__GIVEN REQUEST__. Read the records below. Copy each line where the string "image" occurs.

__EXERCISE MATERIALS__.
════
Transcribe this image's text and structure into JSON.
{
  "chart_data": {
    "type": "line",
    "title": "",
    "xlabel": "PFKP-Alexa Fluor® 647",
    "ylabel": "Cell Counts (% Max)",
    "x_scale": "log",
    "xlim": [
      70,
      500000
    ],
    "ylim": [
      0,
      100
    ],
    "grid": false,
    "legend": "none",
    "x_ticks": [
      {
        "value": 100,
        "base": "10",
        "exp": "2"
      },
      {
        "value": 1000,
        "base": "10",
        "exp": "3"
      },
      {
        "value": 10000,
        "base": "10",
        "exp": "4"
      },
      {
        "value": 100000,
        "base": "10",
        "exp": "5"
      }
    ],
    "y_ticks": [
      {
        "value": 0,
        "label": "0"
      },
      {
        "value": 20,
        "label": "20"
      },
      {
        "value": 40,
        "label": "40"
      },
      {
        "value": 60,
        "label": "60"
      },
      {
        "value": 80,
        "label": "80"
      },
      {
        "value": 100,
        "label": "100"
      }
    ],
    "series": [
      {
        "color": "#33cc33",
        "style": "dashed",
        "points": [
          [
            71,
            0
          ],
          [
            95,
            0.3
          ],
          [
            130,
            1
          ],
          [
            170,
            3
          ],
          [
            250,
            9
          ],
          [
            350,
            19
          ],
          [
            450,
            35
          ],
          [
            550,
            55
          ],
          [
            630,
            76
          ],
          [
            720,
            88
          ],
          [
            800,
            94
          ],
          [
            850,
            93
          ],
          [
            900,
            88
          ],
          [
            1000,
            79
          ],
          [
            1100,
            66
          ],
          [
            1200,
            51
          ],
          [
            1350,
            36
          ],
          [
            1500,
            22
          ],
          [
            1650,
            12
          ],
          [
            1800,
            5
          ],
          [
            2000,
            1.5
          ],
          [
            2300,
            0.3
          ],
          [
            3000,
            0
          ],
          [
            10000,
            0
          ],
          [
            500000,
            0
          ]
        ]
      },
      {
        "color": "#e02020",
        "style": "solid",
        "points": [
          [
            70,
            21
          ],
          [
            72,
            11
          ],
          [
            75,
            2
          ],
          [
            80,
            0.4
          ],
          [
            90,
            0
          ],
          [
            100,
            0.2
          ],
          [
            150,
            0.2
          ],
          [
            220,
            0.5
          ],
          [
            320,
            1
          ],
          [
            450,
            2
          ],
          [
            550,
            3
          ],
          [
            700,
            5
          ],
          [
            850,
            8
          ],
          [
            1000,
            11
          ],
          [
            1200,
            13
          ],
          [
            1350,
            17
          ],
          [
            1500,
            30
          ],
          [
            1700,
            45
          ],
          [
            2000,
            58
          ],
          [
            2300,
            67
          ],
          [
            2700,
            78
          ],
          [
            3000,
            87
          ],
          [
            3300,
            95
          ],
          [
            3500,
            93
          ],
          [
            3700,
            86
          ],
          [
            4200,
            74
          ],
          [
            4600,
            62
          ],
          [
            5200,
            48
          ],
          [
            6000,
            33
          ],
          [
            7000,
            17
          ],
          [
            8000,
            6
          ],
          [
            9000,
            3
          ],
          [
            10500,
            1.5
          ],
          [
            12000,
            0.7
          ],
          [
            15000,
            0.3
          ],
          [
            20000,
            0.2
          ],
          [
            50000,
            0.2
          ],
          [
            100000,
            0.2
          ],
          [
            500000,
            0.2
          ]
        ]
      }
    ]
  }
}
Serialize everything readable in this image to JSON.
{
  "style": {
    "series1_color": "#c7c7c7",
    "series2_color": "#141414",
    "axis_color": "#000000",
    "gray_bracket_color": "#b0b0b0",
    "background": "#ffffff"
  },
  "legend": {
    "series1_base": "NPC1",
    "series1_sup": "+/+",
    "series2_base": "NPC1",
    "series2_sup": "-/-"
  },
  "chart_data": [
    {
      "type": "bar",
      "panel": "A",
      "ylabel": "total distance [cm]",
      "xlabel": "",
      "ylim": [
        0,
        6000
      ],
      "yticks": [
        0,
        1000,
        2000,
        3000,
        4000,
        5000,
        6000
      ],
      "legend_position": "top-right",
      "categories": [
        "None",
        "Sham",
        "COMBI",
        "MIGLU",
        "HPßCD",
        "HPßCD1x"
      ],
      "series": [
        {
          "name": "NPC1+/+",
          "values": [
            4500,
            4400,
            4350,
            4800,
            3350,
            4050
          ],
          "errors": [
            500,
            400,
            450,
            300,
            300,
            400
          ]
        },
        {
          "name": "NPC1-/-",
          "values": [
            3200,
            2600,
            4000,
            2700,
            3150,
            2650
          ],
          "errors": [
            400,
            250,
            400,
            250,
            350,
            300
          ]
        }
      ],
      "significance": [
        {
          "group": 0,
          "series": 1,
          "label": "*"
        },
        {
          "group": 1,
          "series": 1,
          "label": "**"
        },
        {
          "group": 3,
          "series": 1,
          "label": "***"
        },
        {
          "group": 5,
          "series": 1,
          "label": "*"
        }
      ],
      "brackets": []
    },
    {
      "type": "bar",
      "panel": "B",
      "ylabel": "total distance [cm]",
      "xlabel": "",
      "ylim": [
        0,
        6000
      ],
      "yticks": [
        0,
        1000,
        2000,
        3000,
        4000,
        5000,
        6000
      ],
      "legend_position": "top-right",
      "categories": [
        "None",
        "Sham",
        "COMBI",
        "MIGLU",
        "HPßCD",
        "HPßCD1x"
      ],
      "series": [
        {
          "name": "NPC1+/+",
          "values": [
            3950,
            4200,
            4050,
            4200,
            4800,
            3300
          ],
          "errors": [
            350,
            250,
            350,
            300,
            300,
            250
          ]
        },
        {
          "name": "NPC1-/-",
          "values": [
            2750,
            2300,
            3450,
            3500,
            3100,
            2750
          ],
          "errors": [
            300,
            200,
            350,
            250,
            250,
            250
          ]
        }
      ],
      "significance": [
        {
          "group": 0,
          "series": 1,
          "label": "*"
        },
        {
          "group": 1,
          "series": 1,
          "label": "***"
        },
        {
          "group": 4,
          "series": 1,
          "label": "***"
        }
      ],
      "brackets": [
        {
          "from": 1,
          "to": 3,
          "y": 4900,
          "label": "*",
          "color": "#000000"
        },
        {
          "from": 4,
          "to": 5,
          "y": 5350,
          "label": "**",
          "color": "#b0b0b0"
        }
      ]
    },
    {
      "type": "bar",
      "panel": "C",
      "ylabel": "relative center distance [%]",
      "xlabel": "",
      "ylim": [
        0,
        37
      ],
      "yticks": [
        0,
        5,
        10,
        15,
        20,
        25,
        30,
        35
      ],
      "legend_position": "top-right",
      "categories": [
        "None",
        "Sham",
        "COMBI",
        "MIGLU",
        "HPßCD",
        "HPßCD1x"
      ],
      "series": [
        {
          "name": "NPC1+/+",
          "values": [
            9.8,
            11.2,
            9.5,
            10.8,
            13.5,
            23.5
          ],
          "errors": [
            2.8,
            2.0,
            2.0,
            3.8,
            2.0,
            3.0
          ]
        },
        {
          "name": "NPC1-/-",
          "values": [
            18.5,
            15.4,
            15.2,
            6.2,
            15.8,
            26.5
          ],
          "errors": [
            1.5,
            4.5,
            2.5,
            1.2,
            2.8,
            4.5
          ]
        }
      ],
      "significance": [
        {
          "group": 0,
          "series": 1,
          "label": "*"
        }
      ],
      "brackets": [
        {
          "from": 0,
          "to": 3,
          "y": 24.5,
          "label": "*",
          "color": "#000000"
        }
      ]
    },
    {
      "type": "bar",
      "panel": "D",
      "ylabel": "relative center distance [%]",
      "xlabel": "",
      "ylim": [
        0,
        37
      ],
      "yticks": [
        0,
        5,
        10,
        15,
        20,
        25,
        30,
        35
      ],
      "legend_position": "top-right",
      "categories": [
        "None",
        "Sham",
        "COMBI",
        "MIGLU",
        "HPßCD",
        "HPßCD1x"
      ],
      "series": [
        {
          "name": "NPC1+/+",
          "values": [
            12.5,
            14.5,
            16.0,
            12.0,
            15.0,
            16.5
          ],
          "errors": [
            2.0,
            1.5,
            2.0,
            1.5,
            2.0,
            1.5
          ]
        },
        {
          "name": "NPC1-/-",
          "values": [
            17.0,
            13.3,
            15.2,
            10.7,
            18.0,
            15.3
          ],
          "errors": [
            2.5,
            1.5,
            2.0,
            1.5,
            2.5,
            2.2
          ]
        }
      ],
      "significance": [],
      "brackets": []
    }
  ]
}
════
__THE OUTPUT__.
Transcribe this image's text and structure into JSON.
Serialize everything readable in this image to JSON.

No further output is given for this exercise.